Rows from a dataset:

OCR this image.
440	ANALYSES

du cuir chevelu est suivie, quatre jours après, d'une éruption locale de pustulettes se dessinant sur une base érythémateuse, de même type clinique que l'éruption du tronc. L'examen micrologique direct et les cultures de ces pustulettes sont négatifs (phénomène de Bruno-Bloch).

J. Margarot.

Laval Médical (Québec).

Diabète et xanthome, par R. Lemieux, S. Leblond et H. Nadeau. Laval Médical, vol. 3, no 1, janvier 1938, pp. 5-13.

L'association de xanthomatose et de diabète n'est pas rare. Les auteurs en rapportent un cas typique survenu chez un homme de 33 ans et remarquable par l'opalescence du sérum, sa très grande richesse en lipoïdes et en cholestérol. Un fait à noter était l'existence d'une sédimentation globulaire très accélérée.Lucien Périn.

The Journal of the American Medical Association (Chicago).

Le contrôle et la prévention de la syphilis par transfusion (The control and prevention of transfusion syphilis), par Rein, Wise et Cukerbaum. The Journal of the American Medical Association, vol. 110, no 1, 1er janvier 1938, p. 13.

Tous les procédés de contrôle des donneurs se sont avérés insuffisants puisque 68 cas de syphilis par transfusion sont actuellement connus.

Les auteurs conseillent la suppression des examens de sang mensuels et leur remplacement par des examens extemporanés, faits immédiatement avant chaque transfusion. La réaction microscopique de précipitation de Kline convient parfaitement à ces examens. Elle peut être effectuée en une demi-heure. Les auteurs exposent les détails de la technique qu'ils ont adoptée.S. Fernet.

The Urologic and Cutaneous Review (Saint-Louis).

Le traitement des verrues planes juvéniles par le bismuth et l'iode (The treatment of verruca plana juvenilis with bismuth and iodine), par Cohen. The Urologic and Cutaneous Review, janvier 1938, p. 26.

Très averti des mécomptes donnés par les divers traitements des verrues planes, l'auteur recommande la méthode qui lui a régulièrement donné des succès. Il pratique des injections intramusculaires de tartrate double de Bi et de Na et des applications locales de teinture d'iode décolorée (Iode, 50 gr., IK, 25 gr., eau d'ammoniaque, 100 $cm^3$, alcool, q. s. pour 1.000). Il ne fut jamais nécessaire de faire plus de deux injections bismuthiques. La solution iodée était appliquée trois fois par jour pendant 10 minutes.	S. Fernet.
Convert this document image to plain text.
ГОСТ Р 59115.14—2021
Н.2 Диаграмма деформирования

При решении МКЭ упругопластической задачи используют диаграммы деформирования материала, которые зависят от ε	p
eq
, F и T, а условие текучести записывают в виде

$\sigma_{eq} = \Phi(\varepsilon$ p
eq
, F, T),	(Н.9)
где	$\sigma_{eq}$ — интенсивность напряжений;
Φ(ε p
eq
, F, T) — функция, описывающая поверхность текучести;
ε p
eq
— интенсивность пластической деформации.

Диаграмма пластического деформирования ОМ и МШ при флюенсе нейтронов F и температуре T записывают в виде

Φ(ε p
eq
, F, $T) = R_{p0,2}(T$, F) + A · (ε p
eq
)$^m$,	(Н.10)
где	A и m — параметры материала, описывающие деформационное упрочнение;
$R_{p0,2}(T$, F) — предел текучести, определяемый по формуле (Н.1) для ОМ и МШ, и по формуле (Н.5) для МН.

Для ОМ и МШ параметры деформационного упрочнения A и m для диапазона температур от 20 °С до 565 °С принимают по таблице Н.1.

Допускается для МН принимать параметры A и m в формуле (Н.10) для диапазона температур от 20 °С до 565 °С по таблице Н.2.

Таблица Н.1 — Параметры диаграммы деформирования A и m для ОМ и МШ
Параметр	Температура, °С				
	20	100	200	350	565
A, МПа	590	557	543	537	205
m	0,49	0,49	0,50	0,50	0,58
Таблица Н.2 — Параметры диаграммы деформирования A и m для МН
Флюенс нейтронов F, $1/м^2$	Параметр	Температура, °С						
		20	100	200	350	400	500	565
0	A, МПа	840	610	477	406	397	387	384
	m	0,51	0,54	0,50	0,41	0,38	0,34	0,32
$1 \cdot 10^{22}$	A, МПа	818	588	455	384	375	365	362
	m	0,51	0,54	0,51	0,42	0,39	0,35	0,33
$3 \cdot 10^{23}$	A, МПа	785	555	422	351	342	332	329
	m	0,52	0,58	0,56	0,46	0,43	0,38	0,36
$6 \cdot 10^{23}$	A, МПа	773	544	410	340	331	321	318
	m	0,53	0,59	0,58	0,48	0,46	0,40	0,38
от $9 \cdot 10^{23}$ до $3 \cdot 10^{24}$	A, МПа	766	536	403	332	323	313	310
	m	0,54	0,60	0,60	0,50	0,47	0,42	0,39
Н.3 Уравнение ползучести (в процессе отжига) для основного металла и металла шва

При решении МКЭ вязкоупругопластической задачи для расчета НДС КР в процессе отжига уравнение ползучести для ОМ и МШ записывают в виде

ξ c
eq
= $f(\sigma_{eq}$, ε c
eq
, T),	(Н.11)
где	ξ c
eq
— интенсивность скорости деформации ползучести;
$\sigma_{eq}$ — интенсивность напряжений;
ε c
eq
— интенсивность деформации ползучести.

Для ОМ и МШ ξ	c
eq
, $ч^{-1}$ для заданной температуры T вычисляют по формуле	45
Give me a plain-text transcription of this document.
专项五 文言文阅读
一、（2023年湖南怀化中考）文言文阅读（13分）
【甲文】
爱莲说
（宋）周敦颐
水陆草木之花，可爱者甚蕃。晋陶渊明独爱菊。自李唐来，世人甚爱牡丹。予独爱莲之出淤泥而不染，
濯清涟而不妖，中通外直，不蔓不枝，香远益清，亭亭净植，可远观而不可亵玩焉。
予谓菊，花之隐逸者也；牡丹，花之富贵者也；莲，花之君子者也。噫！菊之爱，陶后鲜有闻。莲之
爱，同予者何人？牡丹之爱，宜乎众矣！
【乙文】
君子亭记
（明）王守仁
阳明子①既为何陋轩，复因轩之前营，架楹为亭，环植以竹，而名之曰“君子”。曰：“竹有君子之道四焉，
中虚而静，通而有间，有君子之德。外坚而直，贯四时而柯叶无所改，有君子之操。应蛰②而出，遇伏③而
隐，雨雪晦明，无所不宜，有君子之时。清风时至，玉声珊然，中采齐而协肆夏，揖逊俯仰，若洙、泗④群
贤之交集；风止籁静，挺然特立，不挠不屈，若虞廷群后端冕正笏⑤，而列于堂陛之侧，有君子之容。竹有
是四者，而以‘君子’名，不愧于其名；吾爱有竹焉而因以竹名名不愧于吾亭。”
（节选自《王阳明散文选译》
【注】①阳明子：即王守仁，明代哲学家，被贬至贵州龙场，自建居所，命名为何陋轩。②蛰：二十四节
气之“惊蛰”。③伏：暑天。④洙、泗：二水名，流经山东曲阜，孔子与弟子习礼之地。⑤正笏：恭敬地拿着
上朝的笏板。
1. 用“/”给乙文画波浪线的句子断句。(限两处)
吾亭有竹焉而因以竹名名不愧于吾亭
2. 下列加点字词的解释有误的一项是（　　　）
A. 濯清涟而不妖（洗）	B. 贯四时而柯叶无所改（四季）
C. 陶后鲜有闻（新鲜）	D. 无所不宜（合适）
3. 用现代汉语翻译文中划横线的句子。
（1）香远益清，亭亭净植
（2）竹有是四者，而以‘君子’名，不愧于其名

■ **Short problem**: Restate every record exactly, leaving nothing out.

■ **Answer to this exercise**:
OCR this image.
440	ANALYSES

du cuir chevelu est suivie, quatre jours après, d'une éruption locale de pustulettes se dessinant sur une base érythémateuse, de même type clinique que l'éruption du tronc. L'examen micrologique direct et les cultures de ces pustulettes sont négatifs (phénomène de Bruno-Bloch).

J. Margarot.

Laval Médical (Québec).

Diabète et xanthome, par R. Lemieux, S. Leblond et H. Nadeau. Laval Médical, vol. 3, no 1, janvier 1938, pp. 5-13.

L'association de xanthomatose et de diabète n'est pas rare. Les auteurs en rapportent un cas typique survenu chez un homme de 33 ans et remarquable par l'opalescence du sérum, sa très grande richesse en lipoïdes et en cholestérol. Un fait à noter était l'existence d'une sédimentation globulaire très accélérée.Lucien Périn.

The Journal of the American Medical Association (Chicago).

Le contrôle et la prévention de la syphilis par transfusion (The control and prevention of transfusion syphilis), par Rein, Wise et Cukerbaum. The Journal of the American Medical Association, vol. 110, no 1, 1er janvier 1938, p. 13.

Tous les procédés de contrôle des donneurs se sont avérés insuffisants puisque 68 cas de syphilis par transfusion sont actuellement connus.

Les auteurs conseillent la suppression des examens de sang mensuels et leur remplacement par des examens extemporanés, faits immédiatement avant chaque transfusion. La réaction microscopique de précipitation de Kline convient parfaitement à ces examens. Elle peut être effectuée en une demi-heure. Les auteurs exposent les détails de la technique qu'ils ont adoptée.S. Fernet.

The Urologic and Cutaneous Review (Saint-Louis).

Le traitement des verrues planes juvéniles par le bismuth et l'iode (The treatment of verruca plana juvenilis with bismuth and iodine), par Cohen. The Urologic and Cutaneous Review, janvier 1938, p. 26.

Très averti des mécomptes donnés par les divers traitements des verrues planes, l'auteur recommande la méthode qui lui a régulièrement donné des succès. Il pratique des injections intramusculaires de tartrate double de Bi et de Na et des applications locales de teinture d'iode décolorée (Iode, 50 gr., IK, 25 gr., eau d'ammoniaque, 100 $cm^3$, alcool, q. s. pour 1.000). Il ne fut jamais nécessaire de faire plus de deux injections bismuthiques. La solution iodée était appliquée trois fois par jour pendant 10 minutes.	S. Fernet.
Convert this document image to plain text.
ГОСТ Р 59115.14—2021
Н.2 Диаграмма деформирования

При решении МКЭ упругопластической задачи используют диаграммы деформирования материала, которые зависят от ε	p
eq
, F и T, а условие текучести записывают в виде

$\sigma_{eq} = \Phi(\varepsilon$ p
eq
, F, T),	(Н.9)
где	$\sigma_{eq}$ — интенсивность напряжений;
Φ(ε p
eq
, F, T) — функция, описывающая поверхность текучести;
ε p
eq
— интенсивность пластической деформации.

Диаграмма пластического деформирования ОМ и МШ при флюенсе нейтронов F и температуре T записывают в виде

Φ(ε p
eq
, F, $T) = R_{p0,2}(T$, F) + A · (ε p
eq
)$^m$,	(Н.10)
где	A и m — параметры материала, описывающие деформационное упрочнение;
$R_{p0,2}(T$, F) — предел текучести, определяемый по формуле (Н.1) для ОМ и МШ, и по формуле (Н.5) для МН.

Для ОМ и МШ параметры деформационного упрочнения A и m для диапазона температур от 20 °С до 565 °С принимают по таблице Н.1.

Допускается для МН принимать параметры A и m в формуле (Н.10) для диапазона температур от 20 °С до 565 °С по таблице Н.2.

Таблица Н.1 — Параметры диаграммы деформирования A и m для ОМ и МШ
Параметр	Температура, °С				
	20	100	200	350	565
A, МПа	590	557	543	537	205
m	0,49	0,49	0,50	0,50	0,58
Таблица Н.2 — Параметры диаграммы деформирования A и m для МН
Флюенс нейтронов F, $1/м^2$	Параметр	Температура, °С						
		20	100	200	350	400	500	565
0	A, МПа	840	610	477	406	397	387	384
	m	0,51	0,54	0,50	0,41	0,38	0,34	0,32
$1 \cdot 10^{22}$	A, МПа	818	588	455	384	375	365	362
	m	0,51	0,54	0,51	0,42	0,39	0,35	0,33
$3 \cdot 10^{23}$	A, МПа	785	555	422	351	342	332	329
	m	0,52	0,58	0,56	0,46	0,43	0,38	0,36
$6 \cdot 10^{23}$	A, МПа	773	544	410	340	331	321	318
	m	0,53	0,59	0,58	0,48	0,46	0,40	0,38
от $9 \cdot 10^{23}$ до $3 \cdot 10^{24}$	A, МПа	766	536	403	332	323	313	310
	m	0,54	0,60	0,60	0,50	0,47	0,42	0,39
Н.3 Уравнение ползучести (в процессе отжига) для основного металла и металла шва

При решении МКЭ вязкоупругопластической задачи для расчета НДС КР в процессе отжига уравнение ползучести для ОМ и МШ записывают в виде

ξ c
eq
= $f(\sigma_{eq}$, ε c
eq
, T),	(Н.11)
где	ξ c
eq
— интенсивность скорости деформации ползучести;
$\sigma_{eq}$ — интенсивность напряжений;
ε c
eq
— интенсивность деформации ползучести.

Для ОМ и МШ ξ	c
eq
, $ч^{-1}$ для заданной температуры T вычисляют по формуле	45
Give me a plain-text transcription of this document.
专项五 文言文阅读
一、（2023年湖南怀化中考）文言文阅读（13分）
【甲文】
爱莲说
（宋）周敦颐
水陆草木之花，可爱者甚蕃。晋陶渊明独爱菊。自李唐来，世人甚爱牡丹。予独爱莲之出淤泥而不染，
濯清涟而不妖，中通外直，不蔓不枝，香远益清，亭亭净植，可远观而不可亵玩焉。
予谓菊，花之隐逸者也；牡丹，花之富贵者也；莲，花之君子者也。噫！菊之爱，陶后鲜有闻。莲之
爱，同予者何人？牡丹之爱，宜乎众矣！
【乙文】
君子亭记
（明）王守仁
阳明子①既为何陋轩，复因轩之前营，架楹为亭，环植以竹，而名之曰“君子”。曰：“竹有君子之道四焉，
中虚而静，通而有间，有君子之德。外坚而直，贯四时而柯叶无所改，有君子之操。应蛰②而出，遇伏③而
隐，雨雪晦明，无所不宜，有君子之时。清风时至，玉声珊然，中采齐而协肆夏，揖逊俯仰，若洙、泗④群
贤之交集；风止籁静，挺然特立，不挠不屈，若虞廷群后端冕正笏⑤，而列于堂陛之侧，有君子之容。竹有
是四者，而以‘君子’名，不愧于其名；吾爱有竹焉而因以竹名名不愧于吾亭。”
（节选自《王阳明散文选译》
【注】①阳明子：即王守仁，明代哲学家，被贬至贵州龙场，自建居所，命名为何陋轩。②蛰：二十四节
气之“惊蛰”。③伏：暑天。④洙、泗：二水名，流经山东曲阜，孔子与弟子习礼之地。⑤正笏：恭敬地拿着
上朝的笏板。
1. 用“/”给乙文画波浪线的句子断句。(限两处)
吾亭有竹焉而因以竹名名不愧于吾亭
2. 下列加点字词的解释有误的一项是（　　　）
A. 濯清涟而不妖（洗）	B. 贯四时而柯叶无所改（四季）
C. 陶后鲜有闻（新鲜）	D. 无所不宜（合适）
3. 用现代汉语翻译文中划横线的句子。
（1）香远益清，亭亭净植
（2）竹有是四者，而以‘君子’名，不愧于其名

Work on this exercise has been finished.